■ SHORT EXERCISE
Would you set down every entry shown below, precisely as written?

■ ITEMS
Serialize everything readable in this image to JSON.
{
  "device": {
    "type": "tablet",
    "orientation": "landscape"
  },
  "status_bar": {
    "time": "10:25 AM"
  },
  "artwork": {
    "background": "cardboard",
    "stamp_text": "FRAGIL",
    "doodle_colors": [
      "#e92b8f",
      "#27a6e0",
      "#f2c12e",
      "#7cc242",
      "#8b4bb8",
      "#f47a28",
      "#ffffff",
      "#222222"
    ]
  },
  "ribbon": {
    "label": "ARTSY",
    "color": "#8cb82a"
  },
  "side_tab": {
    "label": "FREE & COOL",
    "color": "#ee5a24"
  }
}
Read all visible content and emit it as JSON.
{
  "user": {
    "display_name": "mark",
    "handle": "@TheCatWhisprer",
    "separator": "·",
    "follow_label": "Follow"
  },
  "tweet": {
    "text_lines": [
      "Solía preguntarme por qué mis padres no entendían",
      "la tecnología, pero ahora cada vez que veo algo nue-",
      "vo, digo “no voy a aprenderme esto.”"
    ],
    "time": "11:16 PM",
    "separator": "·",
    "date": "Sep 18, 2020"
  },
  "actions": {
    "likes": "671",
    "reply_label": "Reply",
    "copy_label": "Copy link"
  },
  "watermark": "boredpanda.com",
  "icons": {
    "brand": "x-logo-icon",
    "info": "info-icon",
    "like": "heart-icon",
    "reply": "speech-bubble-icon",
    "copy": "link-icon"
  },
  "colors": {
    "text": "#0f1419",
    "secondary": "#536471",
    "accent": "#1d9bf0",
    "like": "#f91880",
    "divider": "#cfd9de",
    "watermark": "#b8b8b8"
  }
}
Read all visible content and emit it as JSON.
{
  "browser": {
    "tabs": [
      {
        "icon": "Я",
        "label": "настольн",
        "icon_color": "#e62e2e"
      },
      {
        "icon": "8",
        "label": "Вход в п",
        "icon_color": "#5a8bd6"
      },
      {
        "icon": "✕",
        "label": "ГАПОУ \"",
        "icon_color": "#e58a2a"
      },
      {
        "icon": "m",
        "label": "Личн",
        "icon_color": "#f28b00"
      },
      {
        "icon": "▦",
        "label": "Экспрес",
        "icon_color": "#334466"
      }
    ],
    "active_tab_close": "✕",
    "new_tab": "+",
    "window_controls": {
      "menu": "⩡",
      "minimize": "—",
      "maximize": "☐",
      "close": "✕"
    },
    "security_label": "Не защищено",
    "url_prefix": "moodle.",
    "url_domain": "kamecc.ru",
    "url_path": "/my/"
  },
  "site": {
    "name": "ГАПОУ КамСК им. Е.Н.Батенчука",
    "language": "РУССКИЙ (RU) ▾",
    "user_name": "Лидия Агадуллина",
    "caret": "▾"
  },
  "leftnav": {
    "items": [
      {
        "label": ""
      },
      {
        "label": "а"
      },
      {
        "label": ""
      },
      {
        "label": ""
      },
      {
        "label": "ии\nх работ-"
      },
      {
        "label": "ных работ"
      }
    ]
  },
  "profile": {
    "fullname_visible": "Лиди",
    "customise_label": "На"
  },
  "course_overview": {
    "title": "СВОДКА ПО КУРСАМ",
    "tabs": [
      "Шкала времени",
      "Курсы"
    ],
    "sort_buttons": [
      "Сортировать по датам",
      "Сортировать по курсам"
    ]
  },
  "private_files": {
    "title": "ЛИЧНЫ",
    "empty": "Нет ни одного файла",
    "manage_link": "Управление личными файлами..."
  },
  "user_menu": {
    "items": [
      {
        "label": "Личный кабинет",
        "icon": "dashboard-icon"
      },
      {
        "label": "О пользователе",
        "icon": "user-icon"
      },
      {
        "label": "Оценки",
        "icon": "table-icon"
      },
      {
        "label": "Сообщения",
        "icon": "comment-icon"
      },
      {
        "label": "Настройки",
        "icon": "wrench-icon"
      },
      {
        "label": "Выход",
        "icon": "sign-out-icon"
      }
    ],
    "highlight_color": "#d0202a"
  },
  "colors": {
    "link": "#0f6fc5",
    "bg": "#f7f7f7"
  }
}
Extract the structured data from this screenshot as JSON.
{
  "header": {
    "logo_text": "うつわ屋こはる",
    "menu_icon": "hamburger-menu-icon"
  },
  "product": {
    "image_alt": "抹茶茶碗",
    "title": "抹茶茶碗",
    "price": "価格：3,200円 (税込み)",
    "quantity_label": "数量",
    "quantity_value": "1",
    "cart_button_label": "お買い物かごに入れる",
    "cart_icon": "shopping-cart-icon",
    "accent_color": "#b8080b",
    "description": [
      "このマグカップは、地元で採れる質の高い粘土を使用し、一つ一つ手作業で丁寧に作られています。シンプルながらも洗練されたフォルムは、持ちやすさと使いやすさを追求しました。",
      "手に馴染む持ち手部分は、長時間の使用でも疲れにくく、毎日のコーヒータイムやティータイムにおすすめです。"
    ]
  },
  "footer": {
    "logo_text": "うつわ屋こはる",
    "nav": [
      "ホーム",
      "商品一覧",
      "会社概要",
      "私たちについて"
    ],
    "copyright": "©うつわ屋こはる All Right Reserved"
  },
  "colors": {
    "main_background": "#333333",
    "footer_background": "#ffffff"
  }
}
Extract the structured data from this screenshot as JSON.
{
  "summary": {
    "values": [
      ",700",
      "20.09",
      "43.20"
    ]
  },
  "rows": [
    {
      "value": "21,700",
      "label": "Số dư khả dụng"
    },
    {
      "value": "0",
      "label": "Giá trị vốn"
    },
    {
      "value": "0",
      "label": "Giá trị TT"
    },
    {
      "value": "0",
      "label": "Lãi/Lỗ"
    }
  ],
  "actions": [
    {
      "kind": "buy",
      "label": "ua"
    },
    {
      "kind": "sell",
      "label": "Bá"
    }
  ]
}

■ TASK RESPONSE
Serialize everything readable in this image to JSON.
{
  "device": {
    "type": "tablet",
    "orientation": "landscape"
  },
  "status_bar": {
    "time": "10:25 AM"
  },
  "artwork": {
    "background": "cardboard",
    "stamp_text": "FRAGIL",
    "doodle_colors": [
      "#e92b8f",
      "#27a6e0",
      "#f2c12e",
      "#7cc242",
      "#8b4bb8",
      "#f47a28",
      "#ffffff",
      "#222222"
    ]
  },
  "ribbon": {
    "label": "ARTSY",
    "color": "#8cb82a"
  },
  "side_tab": {
    "label": "FREE & COOL",
    "color": "#ee5a24"
  }
}
Read all visible content and emit it as JSON.
{
  "user": {
    "display_name": "mark",
    "handle": "@TheCatWhisprer",
    "separator": "·",
    "follow_label": "Follow"
  },
  "tweet": {
    "text_lines": [
      "Solía preguntarme por qué mis padres no entendían",
      "la tecnología, pero ahora cada vez que veo algo nue-",
      "vo, digo “no voy a aprenderme esto.”"
    ],
    "time": "11:16 PM",
    "separator": "·",
    "date": "Sep 18, 2020"
  },
  "actions": {
    "likes": "671",
    "reply_label": "Reply",
    "copy_label": "Copy link"
  },
  "watermark": "boredpanda.com",
  "icons": {
    "brand": "x-logo-icon",
    "info": "info-icon",
    "like": "heart-icon",
    "reply": "speech-bubble-icon",
    "copy": "link-icon"
  },
  "colors": {
    "text": "#0f1419",
    "secondary": "#536471",
    "accent": "#1d9bf0",
    "like": "#f91880",
    "divider": "#cfd9de",
    "watermark": "#b8b8b8"
  }
}
Read all visible content and emit it as JSON.
{
  "browser": {
    "tabs": [
      {
        "icon": "Я",
        "label": "настольн",
        "icon_color": "#e62e2e"
      },
      {
        "icon": "8",
        "label": "Вход в п",
        "icon_color": "#5a8bd6"
      },
      {
        "icon": "✕",
        "label": "ГАПОУ \"",
        "icon_color": "#e58a2a"
      },
      {
        "icon": "m",
        "label": "Личн",
        "icon_color": "#f28b00"
      },
      {
        "icon": "▦",
        "label": "Экспрес",
        "icon_color": "#334466"
      }
    ],
    "active_tab_close": "✕",
    "new_tab": "+",
    "window_controls": {
      "menu": "⩡",
      "minimize": "—",
      "maximize": "☐",
      "close": "✕"
    },
    "security_label": "Не защищено",
    "url_prefix": "moodle.",
    "url_domain": "kamecc.ru",
    "url_path": "/my/"
  },
  "site": {
    "name": "ГАПОУ КамСК им. Е.Н.Батенчука",
    "language": "РУССКИЙ (RU) ▾",
    "user_name": "Лидия Агадуллина",
    "caret": "▾"
  },
  "leftnav": {
    "items": [
      {
        "label": ""
      },
      {
        "label": "а"
      },
      {
        "label": ""
      },
      {
        "label": ""
      },
      {
        "label": "ии\nх работ-"
      },
      {
        "label": "ных работ"
      }
    ]
  },
  "profile": {
    "fullname_visible": "Лиди",
    "customise_label": "На"
  },
  "course_overview": {
    "title": "СВОДКА ПО КУРСАМ",
    "tabs": [
      "Шкала времени",
      "Курсы"
    ],
    "sort_buttons": [
      "Сортировать по датам",
      "Сортировать по курсам"
    ]
  },
  "private_files": {
    "title": "ЛИЧНЫ",
    "empty": "Нет ни одного файла",
    "manage_link": "Управление личными файлами..."
  },
  "user_menu": {
    "items": [
      {
        "label": "Личный кабинет",
        "icon": "dashboard-icon"
      },
      {
        "label": "О пользователе",
        "icon": "user-icon"
      },
      {
        "label": "Оценки",
        "icon": "table-icon"
      },
      {
        "label": "Сообщения",
        "icon": "comment-icon"
      },
      {
        "label": "Настройки",
        "icon": "wrench-icon"
      },
      {
        "label": "Выход",
        "icon": "sign-out-icon"
      }
    ],
    "highlight_color": "#d0202a"
  },
  "colors": {
    "link": "#0f6fc5",
    "bg": "#f7f7f7"
  }
}
Extract the structured data from this screenshot as JSON.
{
  "header": {
    "logo_text": "うつわ屋こはる",
    "menu_icon": "hamburger-menu-icon"
  },
  "product": {
    "image_alt": "抹茶茶碗",
    "title": "抹茶茶碗",
    "price": "価格：3,200円 (税込み)",
    "quantity_label": "数量",
    "quantity_value": "1",
    "cart_button_label": "お買い物かごに入れる",
    "cart_icon": "shopping-cart-icon",
    "accent_color": "#b8080b",
    "description": [
      "このマグカップは、地元で採れる質の高い粘土を使用し、一つ一つ手作業で丁寧に作られています。シンプルながらも洗練されたフォルムは、持ちやすさと使いやすさを追求しました。",
      "手に馴染む持ち手部分は、長時間の使用でも疲れにくく、毎日のコーヒータイムやティータイムにおすすめです。"
    ]
  },
  "footer": {
    "logo_text": "うつわ屋こはる",
    "nav": [
      "ホーム",
      "商品一覧",
      "会社概要",
      "私たちについて"
    ],
    "copyright": "©うつわ屋こはる All Right Reserved"
  },
  "colors": {
    "main_background": "#333333",
    "footer_background": "#ffffff"
  }
}
Extract the structured data from this screenshot as JSON.
{
  "summary": {
    "values": [
      ",700",
      "20.09",
      "43.20"
    ]
  },
  "rows": [
    {
      "value": "21,700",
      "label": "Số dư khả dụng"
    },
    {
      "value": "0",
      "label": "Giá trị vốn"
    },
    {
      "value": "0",
      "label": "Giá trị TT"
    },
    {
      "value": "0",
      "label": "Lãi/Lỗ"
    }
  ],
  "actions": [
    {
      "kind": "buy",
      "label": "ua"
    },
    {
      "kind": "sell",
      "label": "Bá"
    }
  ]
}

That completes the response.